REQUIRED WORK:
From the line with "Type out the text in this image." to the final line of the records, reproduce every line exactly and only those lines.

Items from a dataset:
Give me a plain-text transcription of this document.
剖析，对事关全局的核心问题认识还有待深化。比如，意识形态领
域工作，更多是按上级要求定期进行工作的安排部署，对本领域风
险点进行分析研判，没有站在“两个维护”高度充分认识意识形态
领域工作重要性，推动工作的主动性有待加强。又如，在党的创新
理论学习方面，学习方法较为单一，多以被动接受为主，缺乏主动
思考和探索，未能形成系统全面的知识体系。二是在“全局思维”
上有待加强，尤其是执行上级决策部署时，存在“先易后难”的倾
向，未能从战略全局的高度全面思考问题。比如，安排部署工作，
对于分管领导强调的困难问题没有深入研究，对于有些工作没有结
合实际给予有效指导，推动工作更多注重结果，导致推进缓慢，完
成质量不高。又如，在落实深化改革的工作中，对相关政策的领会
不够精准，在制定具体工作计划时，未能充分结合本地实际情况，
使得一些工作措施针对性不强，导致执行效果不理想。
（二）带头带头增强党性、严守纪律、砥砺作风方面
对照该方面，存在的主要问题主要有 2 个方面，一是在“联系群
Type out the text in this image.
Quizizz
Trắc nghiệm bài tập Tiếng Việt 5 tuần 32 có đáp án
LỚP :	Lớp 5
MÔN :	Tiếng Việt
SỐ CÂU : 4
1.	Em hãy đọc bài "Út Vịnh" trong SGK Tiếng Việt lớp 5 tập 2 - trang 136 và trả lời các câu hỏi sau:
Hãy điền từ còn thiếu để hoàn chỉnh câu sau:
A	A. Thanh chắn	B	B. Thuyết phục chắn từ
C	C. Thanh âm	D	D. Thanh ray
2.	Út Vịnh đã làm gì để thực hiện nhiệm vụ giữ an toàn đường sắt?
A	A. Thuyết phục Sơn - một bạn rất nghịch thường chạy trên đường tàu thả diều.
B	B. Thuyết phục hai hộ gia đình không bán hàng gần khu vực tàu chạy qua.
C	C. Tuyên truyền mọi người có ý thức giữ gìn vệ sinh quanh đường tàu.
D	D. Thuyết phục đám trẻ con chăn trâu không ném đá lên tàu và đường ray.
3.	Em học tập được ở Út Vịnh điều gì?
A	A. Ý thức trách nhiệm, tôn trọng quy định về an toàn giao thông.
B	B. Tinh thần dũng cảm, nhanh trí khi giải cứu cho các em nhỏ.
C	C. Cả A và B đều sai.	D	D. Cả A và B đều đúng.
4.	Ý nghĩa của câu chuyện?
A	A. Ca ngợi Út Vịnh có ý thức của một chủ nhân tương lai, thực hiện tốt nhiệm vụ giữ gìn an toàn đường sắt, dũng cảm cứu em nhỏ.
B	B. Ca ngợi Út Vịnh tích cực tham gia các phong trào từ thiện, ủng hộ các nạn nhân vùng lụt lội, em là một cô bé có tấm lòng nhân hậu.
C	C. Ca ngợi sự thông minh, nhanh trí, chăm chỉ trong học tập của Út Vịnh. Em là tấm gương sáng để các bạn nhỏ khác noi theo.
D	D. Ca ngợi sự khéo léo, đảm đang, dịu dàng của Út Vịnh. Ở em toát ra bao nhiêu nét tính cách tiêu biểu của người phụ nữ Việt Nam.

FINAL ANSWER:
Type out the text in this image.
Quizizz
Trắc nghiệm bài tập Tiếng Việt 5 tuần 32 có đáp án
LỚP :	Lớp 5
MÔN :	Tiếng Việt
SỐ CÂU : 4
1.	Em hãy đọc bài "Út Vịnh" trong SGK Tiếng Việt lớp 5 tập 2 - trang 136 và trả lời các câu hỏi sau:
Hãy điền từ còn thiếu để hoàn chỉnh câu sau:
A	A. Thanh chắn	B	B. Thuyết phục chắn từ
C	C. Thanh âm	D	D. Thanh ray
2.	Út Vịnh đã làm gì để thực hiện nhiệm vụ giữ an toàn đường sắt?
A	A. Thuyết phục Sơn - một bạn rất nghịch thường chạy trên đường tàu thả diều.
B	B. Thuyết phục hai hộ gia đình không bán hàng gần khu vực tàu chạy qua.
C	C. Tuyên truyền mọi người có ý thức giữ gìn vệ sinh quanh đường tàu.
D	D. Thuyết phục đám trẻ con chăn trâu không ném đá lên tàu và đường ray.
3.	Em học tập được ở Út Vịnh điều gì?
A	A. Ý thức trách nhiệm, tôn trọng quy định về an toàn giao thông.
B	B. Tinh thần dũng cảm, nhanh trí khi giải cứu cho các em nhỏ.
C	C. Cả A và B đều sai.	D	D. Cả A và B đều đúng.
4.	Ý nghĩa của câu chuyện?
A	A. Ca ngợi Út Vịnh có ý thức của một chủ nhân tương lai, thực hiện tốt nhiệm vụ giữ gìn an toàn đường sắt, dũng cảm cứu em nhỏ.
B	B. Ca ngợi Út Vịnh tích cực tham gia các phong trào từ thiện, ủng hộ các nạn nhân vùng lụt lội, em là một cô bé có tấm lòng nhân hậu.
C	C. Ca ngợi sự thông minh, nhanh trí, chăm chỉ trong học tập của Út Vịnh. Em là tấm gương sáng để các bạn nhỏ khác noi theo.
D	D. Ca ngợi sự khéo léo, đảm đang, dịu dàng của Út Vịnh. Ở em toát ra bao nhiêu nét tính cách tiêu biểu của người phụ nữ Việt Nam.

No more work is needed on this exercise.